# AIM
From the entries below, pull out each line where "ailing" appears.

# GIVEN DATA

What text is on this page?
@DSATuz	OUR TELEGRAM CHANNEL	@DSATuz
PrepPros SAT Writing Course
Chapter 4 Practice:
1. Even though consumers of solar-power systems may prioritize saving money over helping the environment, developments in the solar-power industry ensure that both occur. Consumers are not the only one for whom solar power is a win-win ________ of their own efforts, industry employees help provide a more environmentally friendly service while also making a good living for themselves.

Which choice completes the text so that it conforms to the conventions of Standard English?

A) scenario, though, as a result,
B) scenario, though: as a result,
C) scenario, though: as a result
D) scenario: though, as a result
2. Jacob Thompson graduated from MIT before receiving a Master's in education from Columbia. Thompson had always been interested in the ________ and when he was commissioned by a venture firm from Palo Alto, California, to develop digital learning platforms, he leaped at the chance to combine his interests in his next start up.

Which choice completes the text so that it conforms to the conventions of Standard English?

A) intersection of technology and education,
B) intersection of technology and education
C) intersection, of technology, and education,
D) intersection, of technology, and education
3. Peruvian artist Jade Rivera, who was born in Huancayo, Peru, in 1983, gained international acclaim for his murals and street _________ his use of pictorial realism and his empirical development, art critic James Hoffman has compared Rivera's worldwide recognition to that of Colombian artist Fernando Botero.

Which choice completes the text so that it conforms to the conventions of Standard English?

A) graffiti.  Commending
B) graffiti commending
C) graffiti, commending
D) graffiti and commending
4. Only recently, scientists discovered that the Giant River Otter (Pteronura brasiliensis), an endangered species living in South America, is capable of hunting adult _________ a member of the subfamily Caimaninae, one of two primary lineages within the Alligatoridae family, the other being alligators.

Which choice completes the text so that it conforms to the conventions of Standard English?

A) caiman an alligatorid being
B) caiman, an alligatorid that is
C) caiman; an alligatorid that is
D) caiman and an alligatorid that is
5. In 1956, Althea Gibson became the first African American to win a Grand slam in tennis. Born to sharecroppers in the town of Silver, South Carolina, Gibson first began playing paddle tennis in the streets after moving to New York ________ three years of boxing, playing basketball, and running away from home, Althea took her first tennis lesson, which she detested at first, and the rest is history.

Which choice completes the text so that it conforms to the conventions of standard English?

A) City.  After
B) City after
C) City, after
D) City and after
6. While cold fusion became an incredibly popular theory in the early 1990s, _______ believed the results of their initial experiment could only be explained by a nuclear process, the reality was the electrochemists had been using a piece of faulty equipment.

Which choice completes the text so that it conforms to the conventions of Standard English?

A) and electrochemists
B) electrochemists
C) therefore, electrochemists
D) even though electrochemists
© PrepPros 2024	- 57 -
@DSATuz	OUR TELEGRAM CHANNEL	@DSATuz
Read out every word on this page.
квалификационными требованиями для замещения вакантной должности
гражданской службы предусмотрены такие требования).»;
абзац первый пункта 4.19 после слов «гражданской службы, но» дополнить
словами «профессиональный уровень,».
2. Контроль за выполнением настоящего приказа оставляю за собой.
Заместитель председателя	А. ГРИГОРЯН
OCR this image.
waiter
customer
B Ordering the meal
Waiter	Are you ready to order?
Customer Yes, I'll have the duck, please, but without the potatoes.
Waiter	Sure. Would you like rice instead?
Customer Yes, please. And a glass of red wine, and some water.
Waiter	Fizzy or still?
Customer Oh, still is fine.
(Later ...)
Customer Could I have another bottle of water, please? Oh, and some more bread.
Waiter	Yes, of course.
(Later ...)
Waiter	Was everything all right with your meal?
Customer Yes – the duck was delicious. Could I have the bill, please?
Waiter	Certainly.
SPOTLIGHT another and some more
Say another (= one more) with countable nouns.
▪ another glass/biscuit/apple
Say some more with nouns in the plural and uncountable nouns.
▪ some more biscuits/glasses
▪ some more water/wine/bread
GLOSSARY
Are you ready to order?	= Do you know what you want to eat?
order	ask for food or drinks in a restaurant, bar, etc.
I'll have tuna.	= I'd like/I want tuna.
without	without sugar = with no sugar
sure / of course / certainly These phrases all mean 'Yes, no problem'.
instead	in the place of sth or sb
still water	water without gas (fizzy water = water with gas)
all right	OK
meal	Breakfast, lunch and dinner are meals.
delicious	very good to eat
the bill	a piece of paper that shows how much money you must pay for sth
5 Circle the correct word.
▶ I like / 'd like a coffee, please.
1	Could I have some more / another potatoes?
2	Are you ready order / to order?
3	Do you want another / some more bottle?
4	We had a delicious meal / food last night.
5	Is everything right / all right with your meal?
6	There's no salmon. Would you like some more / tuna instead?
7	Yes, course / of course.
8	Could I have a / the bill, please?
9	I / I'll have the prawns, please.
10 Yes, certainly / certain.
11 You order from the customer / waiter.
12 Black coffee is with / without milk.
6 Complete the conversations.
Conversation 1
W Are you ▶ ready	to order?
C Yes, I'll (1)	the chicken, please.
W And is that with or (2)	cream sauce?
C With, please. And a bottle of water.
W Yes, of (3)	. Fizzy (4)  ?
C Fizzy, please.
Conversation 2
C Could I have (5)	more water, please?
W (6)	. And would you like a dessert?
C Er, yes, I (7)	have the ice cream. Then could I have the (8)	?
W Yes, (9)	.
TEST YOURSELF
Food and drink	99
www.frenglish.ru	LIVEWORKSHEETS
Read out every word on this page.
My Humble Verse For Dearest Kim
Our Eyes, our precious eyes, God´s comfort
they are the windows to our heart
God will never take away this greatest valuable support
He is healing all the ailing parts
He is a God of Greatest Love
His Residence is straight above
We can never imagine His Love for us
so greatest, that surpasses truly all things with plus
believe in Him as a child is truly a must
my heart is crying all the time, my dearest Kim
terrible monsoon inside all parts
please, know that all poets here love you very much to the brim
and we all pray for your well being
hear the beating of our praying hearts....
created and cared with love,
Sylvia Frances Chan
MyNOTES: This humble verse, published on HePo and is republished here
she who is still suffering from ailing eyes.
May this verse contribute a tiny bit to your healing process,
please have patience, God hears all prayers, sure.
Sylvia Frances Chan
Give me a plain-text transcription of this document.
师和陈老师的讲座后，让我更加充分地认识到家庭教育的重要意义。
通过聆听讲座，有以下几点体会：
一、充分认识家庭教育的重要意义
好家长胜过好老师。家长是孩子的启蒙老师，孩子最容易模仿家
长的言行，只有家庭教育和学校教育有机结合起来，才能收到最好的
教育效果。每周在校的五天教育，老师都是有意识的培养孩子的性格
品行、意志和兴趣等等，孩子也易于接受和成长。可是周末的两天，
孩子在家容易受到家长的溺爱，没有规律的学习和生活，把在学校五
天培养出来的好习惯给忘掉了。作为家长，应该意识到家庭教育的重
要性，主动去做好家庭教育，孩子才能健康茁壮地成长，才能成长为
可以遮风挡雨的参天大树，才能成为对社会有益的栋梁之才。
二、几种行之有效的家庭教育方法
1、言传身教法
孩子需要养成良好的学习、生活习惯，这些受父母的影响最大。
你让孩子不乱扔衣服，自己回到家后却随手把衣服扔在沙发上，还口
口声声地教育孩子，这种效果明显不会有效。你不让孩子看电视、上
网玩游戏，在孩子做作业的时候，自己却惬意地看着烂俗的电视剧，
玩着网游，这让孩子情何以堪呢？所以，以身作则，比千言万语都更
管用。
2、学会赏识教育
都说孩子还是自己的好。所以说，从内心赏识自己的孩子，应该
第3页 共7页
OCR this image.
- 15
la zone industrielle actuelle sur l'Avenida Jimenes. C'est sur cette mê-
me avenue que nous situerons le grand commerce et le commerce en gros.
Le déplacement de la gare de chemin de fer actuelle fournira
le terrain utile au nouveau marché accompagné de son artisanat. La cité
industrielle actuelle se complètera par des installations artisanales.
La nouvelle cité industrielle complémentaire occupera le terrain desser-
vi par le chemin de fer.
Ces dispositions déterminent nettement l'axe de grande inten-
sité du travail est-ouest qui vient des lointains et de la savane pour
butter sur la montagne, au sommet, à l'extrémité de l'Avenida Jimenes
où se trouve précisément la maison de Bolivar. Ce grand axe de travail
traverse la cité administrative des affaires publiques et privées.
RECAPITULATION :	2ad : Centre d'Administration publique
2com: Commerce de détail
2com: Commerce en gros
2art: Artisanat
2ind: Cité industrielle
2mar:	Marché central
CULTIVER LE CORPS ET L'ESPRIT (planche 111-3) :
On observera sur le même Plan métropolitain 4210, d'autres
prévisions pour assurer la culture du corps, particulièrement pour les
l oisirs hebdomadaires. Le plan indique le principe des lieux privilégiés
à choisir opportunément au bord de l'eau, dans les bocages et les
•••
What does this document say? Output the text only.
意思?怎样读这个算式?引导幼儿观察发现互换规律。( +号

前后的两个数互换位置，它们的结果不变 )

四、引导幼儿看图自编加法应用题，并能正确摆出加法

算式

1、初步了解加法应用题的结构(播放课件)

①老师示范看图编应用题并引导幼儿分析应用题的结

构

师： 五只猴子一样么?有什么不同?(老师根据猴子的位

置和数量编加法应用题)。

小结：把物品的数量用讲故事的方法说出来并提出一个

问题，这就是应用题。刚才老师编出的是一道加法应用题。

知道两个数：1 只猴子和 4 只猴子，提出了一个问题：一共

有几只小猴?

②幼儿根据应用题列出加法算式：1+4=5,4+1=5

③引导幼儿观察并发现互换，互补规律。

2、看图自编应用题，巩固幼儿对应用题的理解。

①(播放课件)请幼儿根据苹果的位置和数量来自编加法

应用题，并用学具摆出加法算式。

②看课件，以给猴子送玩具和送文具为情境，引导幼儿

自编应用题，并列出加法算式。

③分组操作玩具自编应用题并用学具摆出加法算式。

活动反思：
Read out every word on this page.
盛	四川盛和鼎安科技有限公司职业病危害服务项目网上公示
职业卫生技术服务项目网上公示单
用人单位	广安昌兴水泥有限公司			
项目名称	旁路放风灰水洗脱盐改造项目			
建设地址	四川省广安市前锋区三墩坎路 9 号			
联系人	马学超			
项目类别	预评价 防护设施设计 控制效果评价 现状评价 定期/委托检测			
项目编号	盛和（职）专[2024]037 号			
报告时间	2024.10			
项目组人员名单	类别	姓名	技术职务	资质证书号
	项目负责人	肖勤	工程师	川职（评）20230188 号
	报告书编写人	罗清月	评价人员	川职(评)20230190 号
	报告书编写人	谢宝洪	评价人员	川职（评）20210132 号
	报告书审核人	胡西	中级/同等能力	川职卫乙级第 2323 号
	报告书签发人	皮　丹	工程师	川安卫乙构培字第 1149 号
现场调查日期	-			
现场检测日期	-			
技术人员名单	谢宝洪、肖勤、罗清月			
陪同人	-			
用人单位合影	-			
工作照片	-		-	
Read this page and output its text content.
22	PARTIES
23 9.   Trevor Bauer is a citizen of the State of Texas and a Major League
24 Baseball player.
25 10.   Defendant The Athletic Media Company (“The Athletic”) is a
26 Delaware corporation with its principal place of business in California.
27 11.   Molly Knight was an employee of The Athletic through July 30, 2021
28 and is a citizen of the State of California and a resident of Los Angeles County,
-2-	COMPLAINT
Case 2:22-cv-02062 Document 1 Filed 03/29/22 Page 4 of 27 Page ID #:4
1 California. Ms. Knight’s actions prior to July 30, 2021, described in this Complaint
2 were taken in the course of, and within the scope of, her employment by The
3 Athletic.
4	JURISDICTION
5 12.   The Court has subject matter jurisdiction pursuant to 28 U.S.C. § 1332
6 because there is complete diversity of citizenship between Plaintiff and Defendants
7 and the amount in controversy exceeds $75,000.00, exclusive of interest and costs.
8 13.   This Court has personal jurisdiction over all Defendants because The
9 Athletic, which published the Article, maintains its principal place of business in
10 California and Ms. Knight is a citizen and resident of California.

# ANSWER TO THIS EXERCISE
He is healing all the ailing parts
she who is still suffering from ailing eyes.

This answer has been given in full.